**GIVEN PROBLEM**:
Keep only the lines that hold the string "AUIC", filtering out the rest of the entries below.

[Begin EXCERPTED RECORDS]

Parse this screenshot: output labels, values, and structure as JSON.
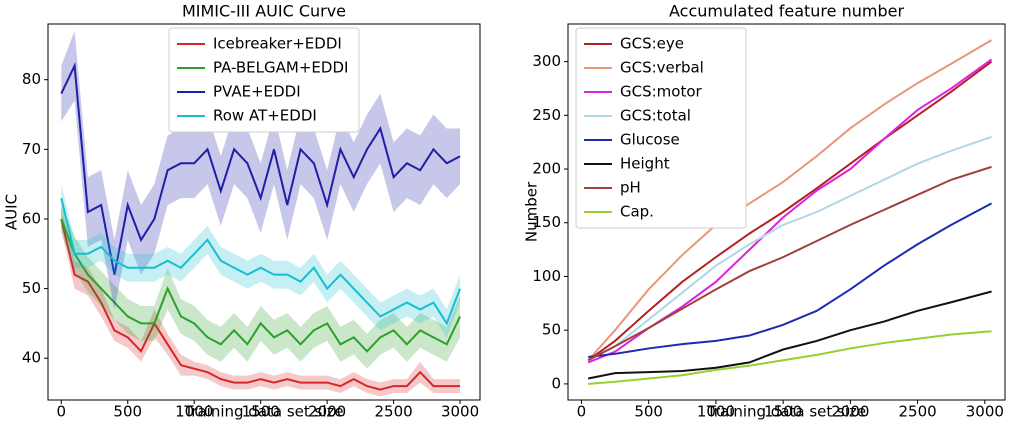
{
  "chart_data": [
    {
      "type": "line",
      "title": "MIMIC-III AUIC Curve",
      "x_label": "Training data set size",
      "y_label": "AUIC",
      "x": [
        0,
        100,
        200,
        300,
        400,
        500,
        600,
        700,
        800,
        900,
        1000,
        1100,
        1200,
        1300,
        1400,
        1500,
        1600,
        1700,
        1800,
        1900,
        2000,
        2100,
        2200,
        2300,
        2400,
        2500,
        2600,
        2700,
        2800,
        2900,
        3000
      ],
      "xlim": [
        -100,
        3150
      ],
      "xticks": [
        0,
        500,
        1000,
        1500,
        2000,
        2500,
        3000
      ],
      "ylim": [
        34,
        88
      ],
      "yticks": [
        40,
        50,
        60,
        70,
        80
      ],
      "legend": "upper-center",
      "series": [
        {
          "name": "Icebreaker+EDDI",
          "color": "#d62728",
          "values": [
            60,
            52,
            51,
            48,
            44,
            43,
            41,
            45,
            42,
            39,
            38.5,
            38,
            37,
            36.5,
            36.5,
            37,
            36.5,
            37,
            36.5,
            36.5,
            36.5,
            36,
            37,
            36,
            35.5,
            36,
            36,
            38,
            36,
            36,
            36
          ],
          "errors": [
            1.5,
            2,
            2,
            2,
            1.5,
            1.5,
            1.5,
            2,
            1.5,
            1.5,
            1,
            1,
            1,
            1,
            1,
            1,
            1,
            1,
            1,
            1,
            1,
            1,
            1,
            1,
            1,
            1,
            1,
            1.5,
            1,
            1,
            1
          ]
        },
        {
          "name": "PA-BELGAM+EDDI",
          "color": "#2ca02c",
          "values": [
            60,
            55,
            52,
            50,
            48,
            46,
            45,
            45,
            50,
            46,
            45,
            43,
            42,
            44,
            42,
            45,
            43,
            44,
            42,
            44,
            45,
            42,
            43,
            41,
            43,
            44,
            42,
            44,
            43,
            42,
            46
          ],
          "errors": [
            2,
            2.5,
            2.5,
            2.5,
            2.5,
            2.5,
            2.5,
            2.5,
            3,
            2.5,
            2.5,
            2.5,
            2.5,
            2.5,
            2.5,
            2.5,
            2.5,
            2.5,
            2.5,
            2.5,
            2.5,
            2.5,
            2.5,
            2.5,
            2.5,
            2.5,
            2.5,
            2.5,
            2.5,
            2.5,
            3
          ]
        },
        {
          "name": "PVAE+EDDI",
          "color": "#1f1fa8",
          "values": [
            78,
            82,
            61,
            62,
            52,
            62,
            57,
            60,
            67,
            68,
            68,
            70,
            64,
            70,
            68,
            63,
            70,
            62,
            70,
            68,
            62,
            70,
            66,
            70,
            73,
            66,
            68,
            67,
            70,
            68,
            69
          ],
          "errors": [
            4,
            5,
            5,
            5,
            5,
            5,
            5,
            5,
            5,
            5,
            5,
            5,
            5,
            5,
            5,
            5,
            5,
            5,
            5,
            5,
            5,
            5,
            5,
            5,
            5,
            5,
            5,
            5,
            5,
            5,
            4
          ]
        },
        {
          "name": "Row AT+EDDI",
          "color": "#17becf",
          "values": [
            63,
            55,
            55,
            56,
            54,
            53,
            53,
            53,
            54,
            53,
            55,
            57,
            54,
            53,
            52,
            53,
            52,
            52,
            51,
            53,
            50,
            52,
            50,
            48,
            46,
            47,
            48,
            47,
            48,
            45,
            50
          ],
          "errors": [
            2,
            2,
            2,
            2,
            2,
            2,
            2,
            2,
            2,
            2,
            2,
            2,
            2,
            2,
            2,
            2,
            2,
            2,
            2,
            2,
            2,
            2,
            2,
            2,
            2,
            2,
            2,
            2,
            2,
            2,
            2
          ]
        }
      ]
    },
    {
      "type": "line",
      "title": "Accumulated feature number",
      "x_label": "Training data set size",
      "y_label": "Number",
      "x": [
        50,
        250,
        500,
        750,
        1000,
        1250,
        1500,
        1750,
        2000,
        2250,
        2500,
        2750,
        3050
      ],
      "xlim": [
        -100,
        3150
      ],
      "xticks": [
        0,
        500,
        1000,
        1500,
        2000,
        2500,
        3000
      ],
      "ylim": [
        -15,
        335
      ],
      "yticks": [
        0,
        50,
        100,
        150,
        200,
        250,
        300
      ],
      "legend": "upper-left",
      "series": [
        {
          "name": "GCS:eye",
          "color": "#b22222",
          "values": [
            22,
            40,
            68,
            95,
            118,
            140,
            160,
            182,
            205,
            228,
            250,
            272,
            300
          ]
        },
        {
          "name": "GCS:verbal",
          "color": "#e9967a",
          "values": [
            22,
            50,
            88,
            120,
            148,
            168,
            188,
            212,
            238,
            260,
            280,
            298,
            320
          ]
        },
        {
          "name": "GCS:motor",
          "color": "#e020e0",
          "values": [
            20,
            30,
            52,
            72,
            95,
            125,
            155,
            180,
            200,
            228,
            255,
            275,
            302
          ]
        },
        {
          "name": "GCS:total",
          "color": "#add8e6",
          "values": [
            22,
            35,
            60,
            85,
            110,
            130,
            148,
            160,
            175,
            190,
            205,
            217,
            230
          ]
        },
        {
          "name": "Glucose",
          "color": "#1c2cb0",
          "values": [
            25,
            28,
            33,
            37,
            40,
            45,
            55,
            68,
            88,
            110,
            130,
            148,
            168
          ]
        },
        {
          "name": "Height",
          "color": "#111111",
          "values": [
            5,
            10,
            11,
            12,
            15,
            20,
            32,
            40,
            50,
            58,
            68,
            76,
            86
          ]
        },
        {
          "name": "pH",
          "color": "#a0403a",
          "values": [
            22,
            35,
            52,
            70,
            88,
            105,
            118,
            133,
            148,
            162,
            176,
            190,
            202
          ]
        },
        {
          "name": "Cap.",
          "color": "#9acd32",
          "values": [
            0,
            2,
            5,
            8,
            13,
            17,
            22,
            27,
            33,
            38,
            42,
            46,
            49
          ]
        }
      ]
    }
  ]
}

[End EXCERPTED RECORDS]

**TASK OUTPUT**:
      "title": "MIMIC-III AUIC Curve",
      "y_label": "AUIC",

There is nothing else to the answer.